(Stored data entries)
◇ ◇ ◇ ◇

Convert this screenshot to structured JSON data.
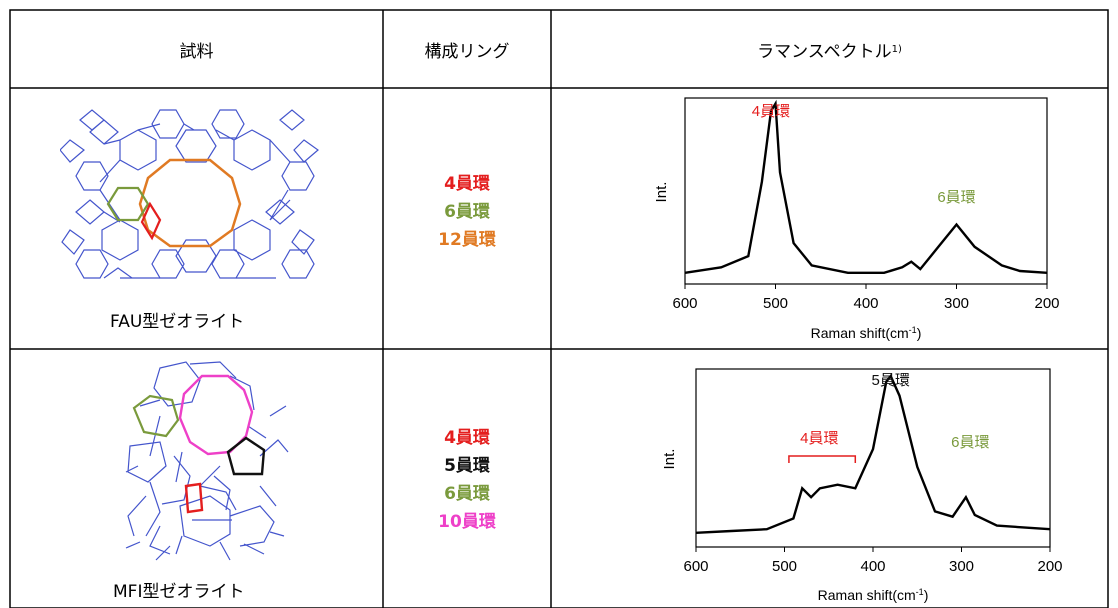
{
  "headers": {
    "sample": "試料",
    "rings": "構成リング",
    "raman": "ラマンスペクトル",
    "raman_sup": "1)"
  },
  "colors": {
    "red": "#e41e1e",
    "green": "#7a9a3c",
    "orange": "#e07a23",
    "magenta": "#ee40c8",
    "black": "#111111",
    "blue": "#3344cc"
  },
  "rows": [
    {
      "sample_name": "FAU型ゼオライト",
      "rings": [
        {
          "label": "4員環",
          "color": "#e41e1e"
        },
        {
          "label": "6員環",
          "color": "#7a9a3c"
        },
        {
          "label": "12員環",
          "color": "#e07a23"
        }
      ],
      "chart": {
        "ylabel": "Int.",
        "xlabel": "Raman shift(cm",
        "xlabel_sup": "-1",
        "xlabel_end": ")",
        "ticks": [
          "600",
          "500",
          "400",
          "300",
          "200"
        ],
        "peak_labels": [
          {
            "text": "4員環",
            "color": "#e41e1e"
          },
          {
            "text": "6員環",
            "color": "#7a9a3c"
          }
        ]
      }
    },
    {
      "sample_name": "MFI型ゼオライト",
      "rings": [
        {
          "label": "4員環",
          "color": "#e41e1e"
        },
        {
          "label": "5員環",
          "color": "#111111"
        },
        {
          "label": "6員環",
          "color": "#7a9a3c"
        },
        {
          "label": "10員環",
          "color": "#ee40c8"
        }
      ],
      "chart": {
        "ylabel": "Int.",
        "xlabel": "Raman shift(cm",
        "xlabel_sup": "-1",
        "xlabel_end": ")",
        "ticks": [
          "600",
          "500",
          "400",
          "300",
          "200"
        ],
        "peak_labels": [
          {
            "text": "5員環",
            "color": "#111111"
          },
          {
            "text": "4員環",
            "color": "#e41e1e"
          },
          {
            "text": "6員環",
            "color": "#7a9a3c"
          }
        ]
      }
    }
  ],
  "chart_data": [
    {
      "type": "line",
      "title": "",
      "xlabel": "Raman shift(cm-1)",
      "ylabel": "Int.",
      "xlim": [
        600,
        200
      ],
      "x_reversed": true,
      "grid": false,
      "x": [
        600,
        560,
        530,
        515,
        505,
        500,
        495,
        480,
        460,
        420,
        380,
        360,
        350,
        340,
        320,
        300,
        280,
        250,
        230,
        200
      ],
      "series": [
        {
          "values": [
            0.06,
            0.09,
            0.15,
            0.55,
            0.93,
            0.97,
            0.6,
            0.22,
            0.1,
            0.06,
            0.06,
            0.09,
            0.12,
            0.08,
            0.2,
            0.32,
            0.2,
            0.1,
            0.07,
            0.06
          ]
        }
      ],
      "annotations": [
        {
          "text": "4員環",
          "x": 505
        },
        {
          "text": "6員環",
          "x": 300
        }
      ]
    },
    {
      "type": "line",
      "title": "",
      "xlabel": "Raman shift(cm-1)",
      "ylabel": "Int.",
      "xlim": [
        600,
        200
      ],
      "x_reversed": true,
      "grid": false,
      "x": [
        600,
        560,
        520,
        490,
        480,
        470,
        460,
        440,
        420,
        400,
        385,
        380,
        370,
        350,
        330,
        310,
        295,
        285,
        260,
        230,
        200
      ],
      "series": [
        {
          "values": [
            0.08,
            0.09,
            0.1,
            0.16,
            0.33,
            0.28,
            0.33,
            0.35,
            0.33,
            0.55,
            0.93,
            0.96,
            0.85,
            0.45,
            0.2,
            0.17,
            0.28,
            0.18,
            0.12,
            0.11,
            0.1
          ]
        }
      ],
      "annotations": [
        {
          "text": "5員環",
          "x": 380
        },
        {
          "text": "4員環",
          "x": 455
        },
        {
          "text": "6員環",
          "x": 290
        }
      ]
    }
  ]
}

◇ ◇ ◇ ◇

§ To be done:
Write out the records above exactly as they appear, leaving out any pictures.

§ Exercise output:
Convert this screenshot to structured JSON data.
{
  "headers": {
    "sample": "試料",
    "rings": "構成リング",
    "raman": "ラマンスペクトル",
    "raman_sup": "1)"
  },
  "colors": {
    "red": "#e41e1e",
    "green": "#7a9a3c",
    "orange": "#e07a23",
    "magenta": "#ee40c8",
    "black": "#111111",
    "blue": "#3344cc"
  },
  "rows": [
    {
      "sample_name": "FAU型ゼオライト",
      "rings": [
        {
          "label": "4員環",
          "color": "#e41e1e"
        },
        {
          "label": "6員環",
          "color": "#7a9a3c"
        },
        {
          "label": "12員環",
          "color": "#e07a23"
        }
      ],
      "chart": {
        "ylabel": "Int.",
        "xlabel": "Raman shift(cm",
        "xlabel_sup": "-1",
        "xlabel_end": ")",
        "ticks": [
          "600",
          "500",
          "400",
          "300",
          "200"
        ],
        "peak_labels": [
          {
            "text": "4員環",
            "color": "#e41e1e"
          },
          {
            "text": "6員環",
            "color": "#7a9a3c"
          }
        ]
      }
    },
    {
      "sample_name": "MFI型ゼオライト",
      "rings": [
        {
          "label": "4員環",
          "color": "#e41e1e"
        },
        {
          "label": "5員環",
          "color": "#111111"
        },
        {
          "label": "6員環",
          "color": "#7a9a3c"
        },
        {
          "label": "10員環",
          "color": "#ee40c8"
        }
      ],
      "chart": {
        "ylabel": "Int.",
        "xlabel": "Raman shift(cm",
        "xlabel_sup": "-1",
        "xlabel_end": ")",
        "ticks": [
          "600",
          "500",
          "400",
          "300",
          "200"
        ],
        "peak_labels": [
          {
            "text": "5員環",
            "color": "#111111"
          },
          {
            "text": "4員環",
            "color": "#e41e1e"
          },
          {
            "text": "6員環",
            "color": "#7a9a3c"
          }
        ]
      }
    }
  ],
  "chart_data": [
    {
      "type": "line",
      "title": "",
      "xlabel": "Raman shift(cm-1)",
      "ylabel": "Int.",
      "xlim": [
        600,
        200
      ],
      "x_reversed": true,
      "grid": false,
      "x": [
        600,
        560,
        530,
        515,
        505,
        500,
        495,
        480,
        460,
        420,
        380,
        360,
        350,
        340,
        320,
        300,
        280,
        250,
        230,
        200
      ],
      "series": [
        {
          "values": [
            0.06,
            0.09,
            0.15,
            0.55,
            0.93,
            0.97,
            0.6,
            0.22,
            0.1,
            0.06,
            0.06,
            0.09,
            0.12,
            0.08,
            0.2,
            0.32,
            0.2,
            0.1,
            0.07,
            0.06
          ]
        }
      ],
      "annotations": [
        {
          "text": "4員環",
          "x": 505
        },
        {
          "text": "6員環",
          "x": 300
        }
      ]
    },
    {
      "type": "line",
      "title": "",
      "xlabel": "Raman shift(cm-1)",
      "ylabel": "Int.",
      "xlim": [
        600,
        200
      ],
      "x_reversed": true,
      "grid": false,
      "x": [
        600,
        560,
        520,
        490,
        480,
        470,
        460,
        440,
        420,
        400,
        385,
        380,
        370,
        350,
        330,
        310,
        295,
        285,
        260,
        230,
        200
      ],
      "series": [
        {
          "values": [
            0.08,
            0.09,
            0.1,
            0.16,
            0.33,
            0.28,
            0.33,
            0.35,
            0.33,
            0.55,
            0.93,
            0.96,
            0.85,
            0.45,
            0.2,
            0.17,
            0.28,
            0.18,
            0.12,
            0.11,
            0.1
          ]
        }
      ],
      "annotations": [
        {
          "text": "5員環",
          "x": 380
        },
        {
          "text": "4員環",
          "x": 455
        },
        {
          "text": "6員環",
          "x": 290
        }
      ]
    }
  ]
}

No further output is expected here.